## YOUR TASK
Every record must be transcribed in its entirety, apart from the images, which are to be omitted.

## DATASET
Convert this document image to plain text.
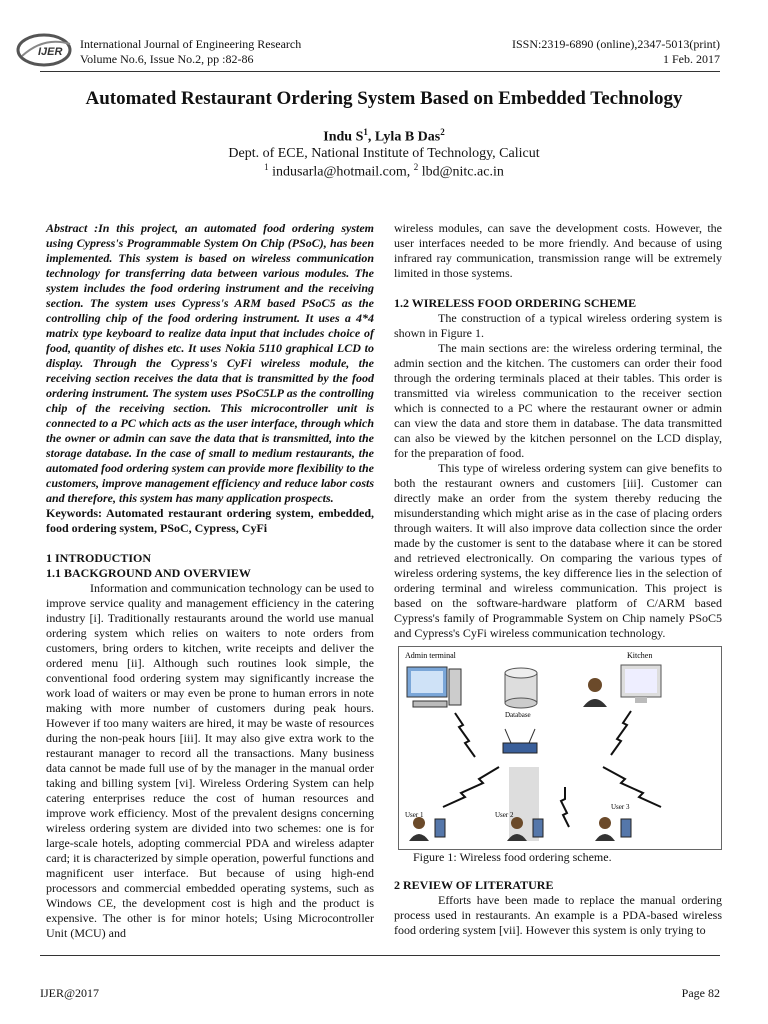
IJER
International Journal of Engineering Research
Volume No.6, Issue No.2, pp :82-86
ISSN:2319-6890 (online),2347-5013(print)
1 Feb. 2017
Automated Restaurant Ordering System Based on Embedded Technology
Indu $S^1$, Lyla B Das$^2$
Dept. of ECE, National Institute of Technology, Calicut
$^1$ indusarla@hotmail.com, $^2$ lbd@nitc.ac.in

Abstract :In this project, an automated food ordering system using Cypress's Programmable System On Chip (PSoC), has been implemented. This system is based on wireless communication technology for transferring data between various modules. The system includes the food ordering instrument and the receiving section. The system uses Cypress's ARM based PSoC5 as the controlling chip of the food ordering instrument. It uses a 4*4 matrix type keyboard to realize data input that includes choice of food, quantity of dishes etc. It uses Nokia 5110 graphical LCD to display. Through the Cypress's CyFi wireless module, the receiving section receives the data that is transmitted by the food ordering instrument. The system uses PSoC5LP as the controlling chip of the receiving section. This microcontroller unit is connected to a PC which acts as the user interface, through which the owner or admin can save the data that is transmitted, into the storage database. In the case of small to medium restaurants, the automated food ordering system can provide more flexibility to the customers, improve management efficiency and reduce labor costs and therefore, this system has many application prospects.

Keywords: Automated restaurant ordering system, embedded, food ordering system, PSoC, Cypress, CyFi

1 INTRODUCTION

1.1 BACKGROUND AND OVERVIEW

Information and communication technology can be used to improve service quality and management efficiency in the catering industry [i]. Traditionally restaurants around the world use manual ordering system which relies on waiters to note orders from customers, bring orders to kitchen, write receipts and deliver the ordered menu [ii]. Although such routines look simple, the conventional food ordering system may significantly increase the work load of waiters or may even be prone to human errors in note making with more number of customers during peak hours. However if too many waiters are hired, it may be waste of resources during the non-peak hours [iii]. It may also give extra work to the restaurant manager to record all the transactions. Many business data cannot be made full use of by the manager in the manual order taking and billing system [vi]. Wireless Ordering System can help catering enterprises reduce the cost of human resources and improve work efficiency. Most of the prevalent designs concerning wireless ordering system are divided into two schemes: one is for large-scale hotels, adopting commercial PDA and wireless adapter card; it is characterized by simple operation, powerful functions and magnificent user interface. But because of using high-end processors and commercial embedded operating systems, such as Windows CE, the development cost is high and the product is expensive. The other is for minor hotels; Using Microcontroller Unit (MCU) and

wireless modules, can save the development costs. However, the user interfaces needed to be more friendly. And because of using infrared ray communication, transmission range will be extremely limited in those systems.

1.2 WIRELESS FOOD ORDERING SCHEME

The construction of a typical wireless ordering system is shown in Figure 1.

The main sections are: the wireless ordering terminal, the admin section and the kitchen. The customers can order their food through the ordering terminals placed at their tables. This order is transmitted via wireless communication to the receiver section which is connected to a PC where the restaurant owner or admin can view the data and store them in database. The data transmitted can also be viewed by the kitchen personnel on the LCD display, for the preparation of food.

This type of wireless ordering system can give benefits to both the restaurant owners and customers [iii]. Customer can directly make an order from the system thereby reducing the misunderstanding which might arise as in the case of placing orders through waiters. It will also improve data collection since the order made by the customer is sent to the database where it can be stored and retrieved electronically. On comparing the various types of wireless ordering systems, the key difference lies in the selection of ordering terminal and wireless communication. This project is based on the software-hardware platform of C/ARM based Cypress's family of Programmable System on Chip namely PSoC5 and Cypress's CyFi wireless communication technology.

Admin terminal	Kitchen
Database
User 1	User 2
User 3
Figure 1: Wireless food ordering scheme.

2 REVIEW OF LITERATURE

Efforts have been made to replace the manual ordering process used in restaurants. An example is a PDA-based wireless food ordering system [vii]. However this system is only trying to

IJER@2017	Page 82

## TASK OUTPUT
Convert this document image to plain text.
IJER
International Journal of Engineering Research
Volume No.6, Issue No.2, pp :82-86
ISSN:2319-6890 (online),2347-5013(print)
1 Feb. 2017
Automated Restaurant Ordering System Based on Embedded Technology
Indu $S^1$, Lyla B Das$^2$
Dept. of ECE, National Institute of Technology, Calicut
$^1$ indusarla@hotmail.com, $^2$ lbd@nitc.ac.in

Abstract :In this project, an automated food ordering system using Cypress's Programmable System On Chip (PSoC), has been implemented. This system is based on wireless communication technology for transferring data between various modules. The system includes the food ordering instrument and the receiving section. The system uses Cypress's ARM based PSoC5 as the controlling chip of the food ordering instrument. It uses a 4*4 matrix type keyboard to realize data input that includes choice of food, quantity of dishes etc. It uses Nokia 5110 graphical LCD to display. Through the Cypress's CyFi wireless module, the receiving section receives the data that is transmitted by the food ordering instrument. The system uses PSoC5LP as the controlling chip of the receiving section. This microcontroller unit is connected to a PC which acts as the user interface, through which the owner or admin can save the data that is transmitted, into the storage database. In the case of small to medium restaurants, the automated food ordering system can provide more flexibility to the customers, improve management efficiency and reduce labor costs and therefore, this system has many application prospects.

Keywords: Automated restaurant ordering system, embedded, food ordering system, PSoC, Cypress, CyFi

1 INTRODUCTION

1.1 BACKGROUND AND OVERVIEW

Information and communication technology can be used to improve service quality and management efficiency in the catering industry [i]. Traditionally restaurants around the world use manual ordering system which relies on waiters to note orders from customers, bring orders to kitchen, write receipts and deliver the ordered menu [ii]. Although such routines look simple, the conventional food ordering system may significantly increase the work load of waiters or may even be prone to human errors in note making with more number of customers during peak hours. However if too many waiters are hired, it may be waste of resources during the non-peak hours [iii]. It may also give extra work to the restaurant manager to record all the transactions. Many business data cannot be made full use of by the manager in the manual order taking and billing system [vi]. Wireless Ordering System can help catering enterprises reduce the cost of human resources and improve work efficiency. Most of the prevalent designs concerning wireless ordering system are divided into two schemes: one is for large-scale hotels, adopting commercial PDA and wireless adapter card; it is characterized by simple operation, powerful functions and magnificent user interface. But because of using high-end processors and commercial embedded operating systems, such as Windows CE, the development cost is high and the product is expensive. The other is for minor hotels; Using Microcontroller Unit (MCU) and

wireless modules, can save the development costs. However, the user interfaces needed to be more friendly. And because of using infrared ray communication, transmission range will be extremely limited in those systems.

1.2 WIRELESS FOOD ORDERING SCHEME

The construction of a typical wireless ordering system is shown in Figure 1.

The main sections are: the wireless ordering terminal, the admin section and the kitchen. The customers can order their food through the ordering terminals placed at their tables. This order is transmitted via wireless communication to the receiver section which is connected to a PC where the restaurant owner or admin can view the data and store them in database. The data transmitted can also be viewed by the kitchen personnel on the LCD display, for the preparation of food.

This type of wireless ordering system can give benefits to both the restaurant owners and customers [iii]. Customer can directly make an order from the system thereby reducing the misunderstanding which might arise as in the case of placing orders through waiters. It will also improve data collection since the order made by the customer is sent to the database where it can be stored and retrieved electronically. On comparing the various types of wireless ordering systems, the key difference lies in the selection of ordering terminal and wireless communication. This project is based on the software-hardware platform of C/ARM based Cypress's family of Programmable System on Chip namely PSoC5 and Cypress's CyFi wireless communication technology.

Admin terminal	Kitchen
Database
User 1	User 2
User 3
Figure 1: Wireless food ordering scheme.

2 REVIEW OF LITERATURE

Efforts have been made to replace the manual ordering process used in restaurants. An example is a PDA-based wireless food ordering system [vii]. However this system is only trying to

IJER@2017	Page 82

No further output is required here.